Dataset entries:
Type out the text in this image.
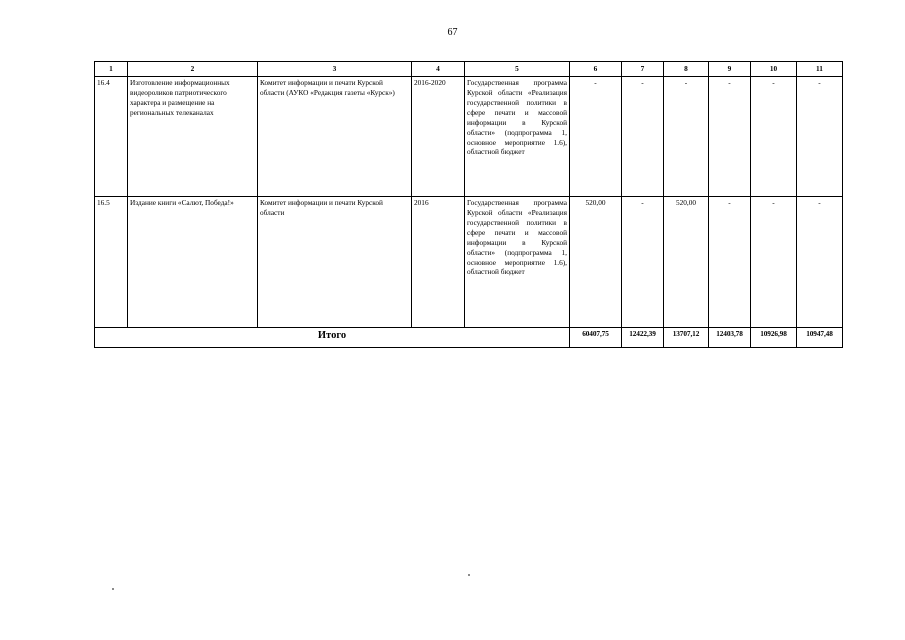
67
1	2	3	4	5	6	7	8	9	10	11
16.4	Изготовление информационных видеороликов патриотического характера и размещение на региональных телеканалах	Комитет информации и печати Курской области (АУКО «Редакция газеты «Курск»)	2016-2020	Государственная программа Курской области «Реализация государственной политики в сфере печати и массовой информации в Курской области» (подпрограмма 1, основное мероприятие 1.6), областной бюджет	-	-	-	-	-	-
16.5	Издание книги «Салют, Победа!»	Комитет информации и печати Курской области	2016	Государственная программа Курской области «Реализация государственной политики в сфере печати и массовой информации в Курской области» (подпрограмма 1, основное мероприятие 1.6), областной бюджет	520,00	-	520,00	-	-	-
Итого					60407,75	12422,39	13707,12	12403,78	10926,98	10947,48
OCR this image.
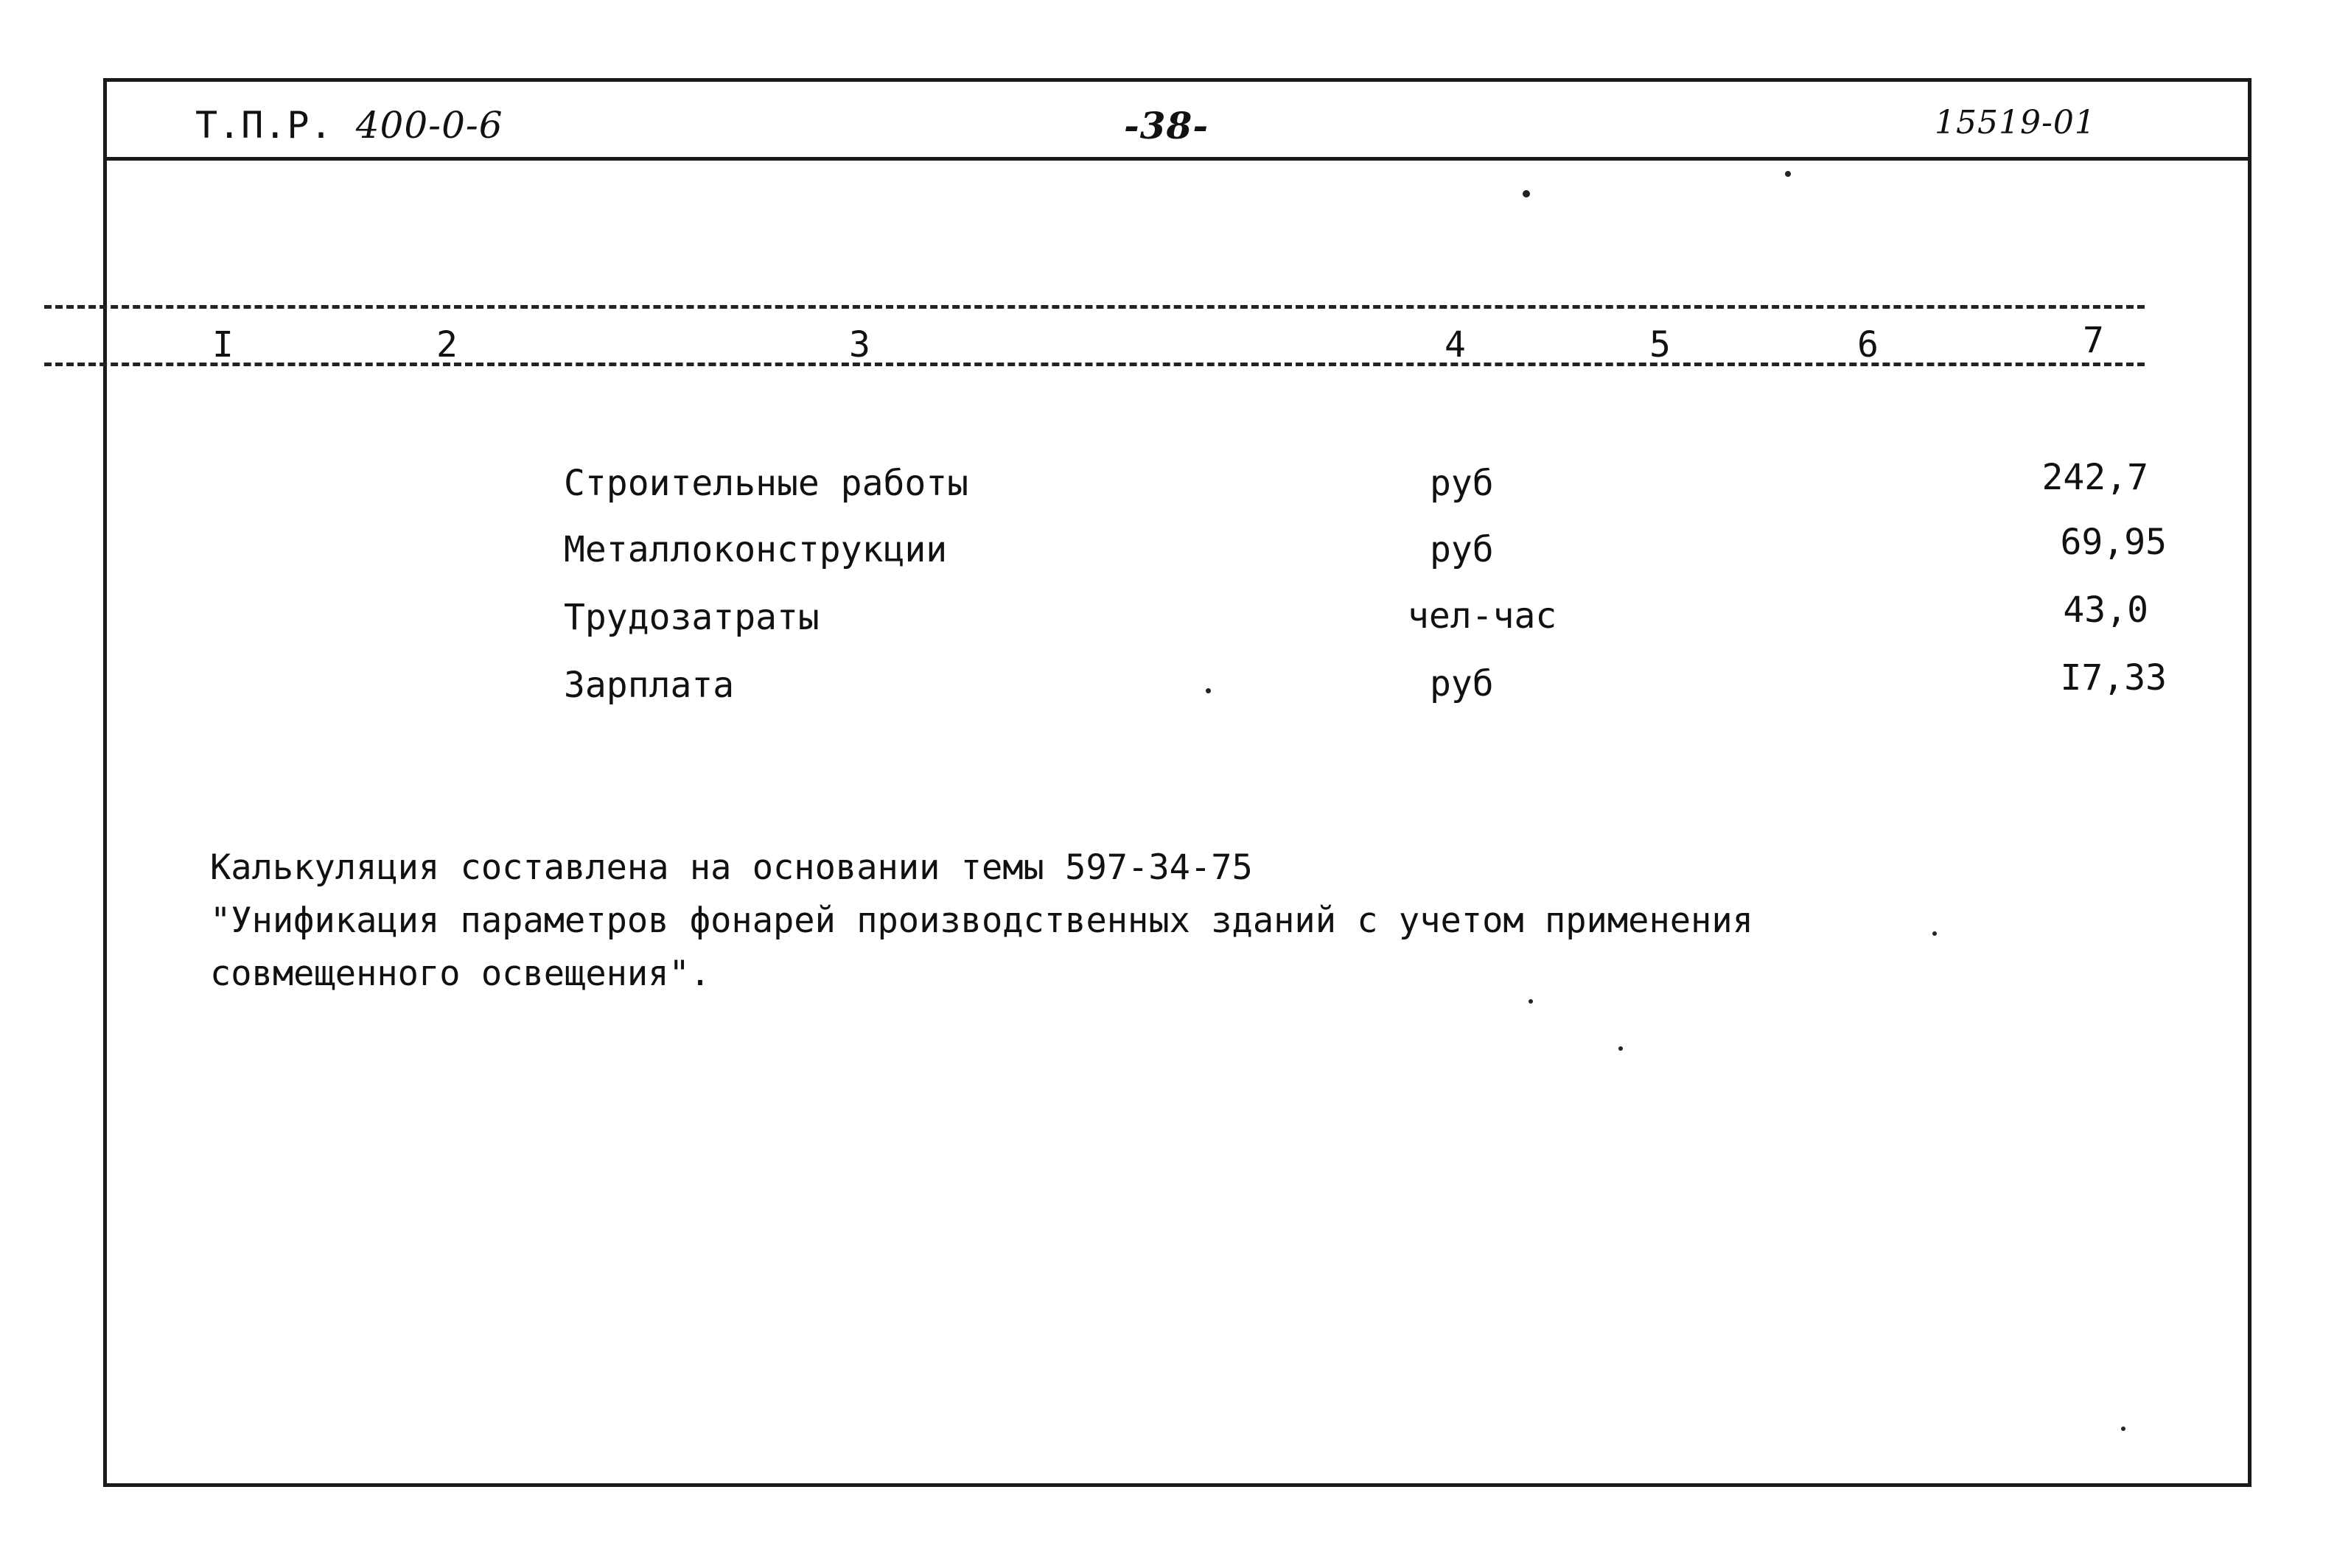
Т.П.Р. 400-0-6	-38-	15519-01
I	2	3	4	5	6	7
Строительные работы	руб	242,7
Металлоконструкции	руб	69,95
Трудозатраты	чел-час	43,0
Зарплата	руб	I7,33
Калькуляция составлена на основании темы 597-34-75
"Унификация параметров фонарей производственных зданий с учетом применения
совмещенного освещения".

### SET PROBLEM
Write out only the lines from the line containing "OCR this image." through the end of the material above, both end lines included. Pictures are not written out.

### OUTPUT
OCR this image.
Т.П.Р. 400-0-6	-38-	15519-01
I	2	3	4	5	6	7
Строительные работы	руб	242,7
Металлоконструкции	руб	69,95
Трудозатраты	чел-час	43,0
Зарплата	руб	I7,33
Калькуляция составлена на основании темы 597-34-75
"Унификация параметров фонарей производственных зданий с учетом применения
совмещенного освещения".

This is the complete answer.